### WORK TO COMPLETE
Pick out all lines of the entries that include the word "杜羅河遊船" and copy them.
--- Begin RECORD SET ---
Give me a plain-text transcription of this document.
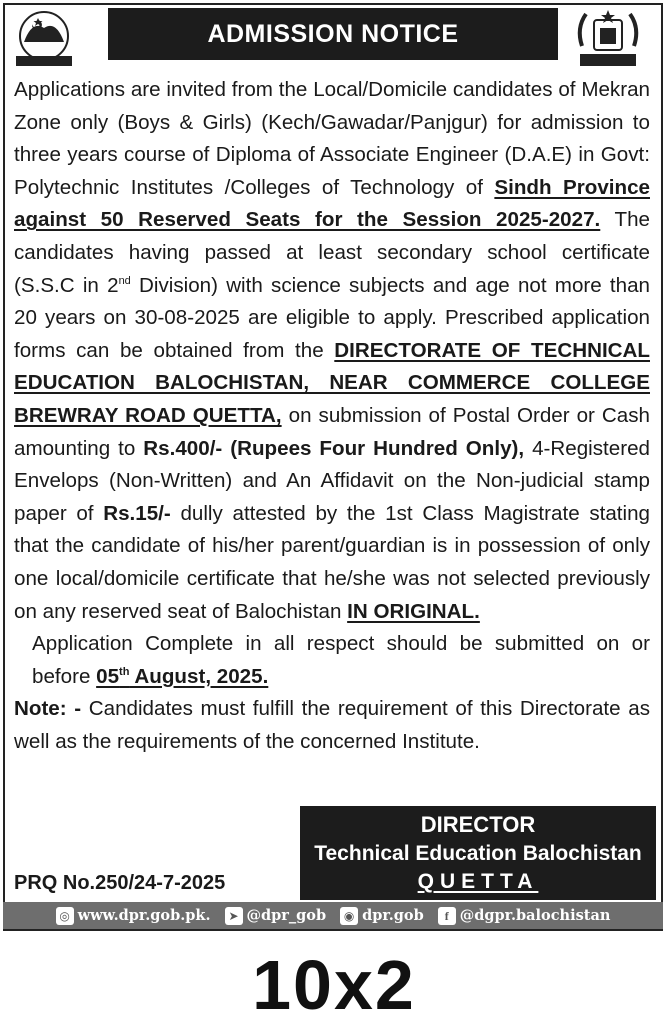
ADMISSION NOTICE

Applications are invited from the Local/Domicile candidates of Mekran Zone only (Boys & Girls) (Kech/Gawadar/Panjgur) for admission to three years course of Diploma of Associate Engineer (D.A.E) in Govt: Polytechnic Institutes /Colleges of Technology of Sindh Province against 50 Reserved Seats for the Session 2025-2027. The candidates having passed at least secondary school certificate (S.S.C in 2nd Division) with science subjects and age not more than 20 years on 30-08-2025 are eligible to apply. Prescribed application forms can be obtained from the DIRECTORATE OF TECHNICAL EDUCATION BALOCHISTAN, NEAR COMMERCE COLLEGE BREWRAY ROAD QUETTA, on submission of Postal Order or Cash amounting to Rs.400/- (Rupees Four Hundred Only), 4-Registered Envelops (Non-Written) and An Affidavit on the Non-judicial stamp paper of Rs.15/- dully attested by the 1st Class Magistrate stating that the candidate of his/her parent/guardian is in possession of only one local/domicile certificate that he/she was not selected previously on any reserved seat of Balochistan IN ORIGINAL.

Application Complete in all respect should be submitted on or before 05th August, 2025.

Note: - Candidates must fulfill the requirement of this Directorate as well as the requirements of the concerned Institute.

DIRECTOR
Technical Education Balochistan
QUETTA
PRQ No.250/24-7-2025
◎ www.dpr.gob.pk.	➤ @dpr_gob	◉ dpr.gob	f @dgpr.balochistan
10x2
--- End RECORD SET ---
--- Begin RECORD SET ---
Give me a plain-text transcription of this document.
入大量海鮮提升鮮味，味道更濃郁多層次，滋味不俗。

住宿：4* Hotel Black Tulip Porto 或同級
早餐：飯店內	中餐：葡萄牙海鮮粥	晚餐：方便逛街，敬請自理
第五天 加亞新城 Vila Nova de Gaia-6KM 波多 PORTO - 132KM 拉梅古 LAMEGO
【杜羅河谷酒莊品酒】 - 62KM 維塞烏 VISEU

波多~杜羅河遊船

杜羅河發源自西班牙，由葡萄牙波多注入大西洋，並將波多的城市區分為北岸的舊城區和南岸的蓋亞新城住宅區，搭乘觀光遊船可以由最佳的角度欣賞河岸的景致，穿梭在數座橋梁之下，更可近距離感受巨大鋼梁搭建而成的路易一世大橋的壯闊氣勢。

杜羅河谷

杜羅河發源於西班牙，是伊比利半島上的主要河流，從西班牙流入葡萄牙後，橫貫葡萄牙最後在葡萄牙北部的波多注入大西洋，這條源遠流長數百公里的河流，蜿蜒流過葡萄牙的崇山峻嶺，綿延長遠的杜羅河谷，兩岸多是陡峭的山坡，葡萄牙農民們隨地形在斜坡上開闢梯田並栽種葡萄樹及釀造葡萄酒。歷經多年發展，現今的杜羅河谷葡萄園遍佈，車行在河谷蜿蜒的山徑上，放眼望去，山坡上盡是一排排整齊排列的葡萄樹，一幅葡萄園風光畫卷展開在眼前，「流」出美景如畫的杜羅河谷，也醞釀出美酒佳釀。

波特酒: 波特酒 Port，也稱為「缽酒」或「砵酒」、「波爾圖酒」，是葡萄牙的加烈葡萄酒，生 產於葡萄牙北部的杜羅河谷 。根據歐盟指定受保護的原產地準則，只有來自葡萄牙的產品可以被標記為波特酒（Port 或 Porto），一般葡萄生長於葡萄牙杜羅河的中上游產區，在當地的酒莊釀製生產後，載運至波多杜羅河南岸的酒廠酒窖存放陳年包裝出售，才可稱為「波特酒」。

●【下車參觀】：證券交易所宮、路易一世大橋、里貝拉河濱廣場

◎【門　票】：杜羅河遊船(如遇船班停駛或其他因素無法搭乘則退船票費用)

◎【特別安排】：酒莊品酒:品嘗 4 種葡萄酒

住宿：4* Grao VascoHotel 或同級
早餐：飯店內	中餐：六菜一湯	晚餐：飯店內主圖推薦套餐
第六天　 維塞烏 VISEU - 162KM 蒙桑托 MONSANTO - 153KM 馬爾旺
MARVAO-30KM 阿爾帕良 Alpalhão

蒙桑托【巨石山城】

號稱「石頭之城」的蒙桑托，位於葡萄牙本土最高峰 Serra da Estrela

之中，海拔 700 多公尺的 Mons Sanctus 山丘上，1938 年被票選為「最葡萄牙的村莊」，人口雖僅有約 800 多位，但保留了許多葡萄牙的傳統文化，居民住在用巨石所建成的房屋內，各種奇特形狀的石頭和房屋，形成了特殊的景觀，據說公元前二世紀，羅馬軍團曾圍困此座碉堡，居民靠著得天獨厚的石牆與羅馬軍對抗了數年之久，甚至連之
--- End RECORD SET ---
### EXERCISE OUTPUT
波多~杜羅河遊船
◎【門　票】：杜羅河遊船(如遇船班停駛或其他因素無法搭乘則退船票費用)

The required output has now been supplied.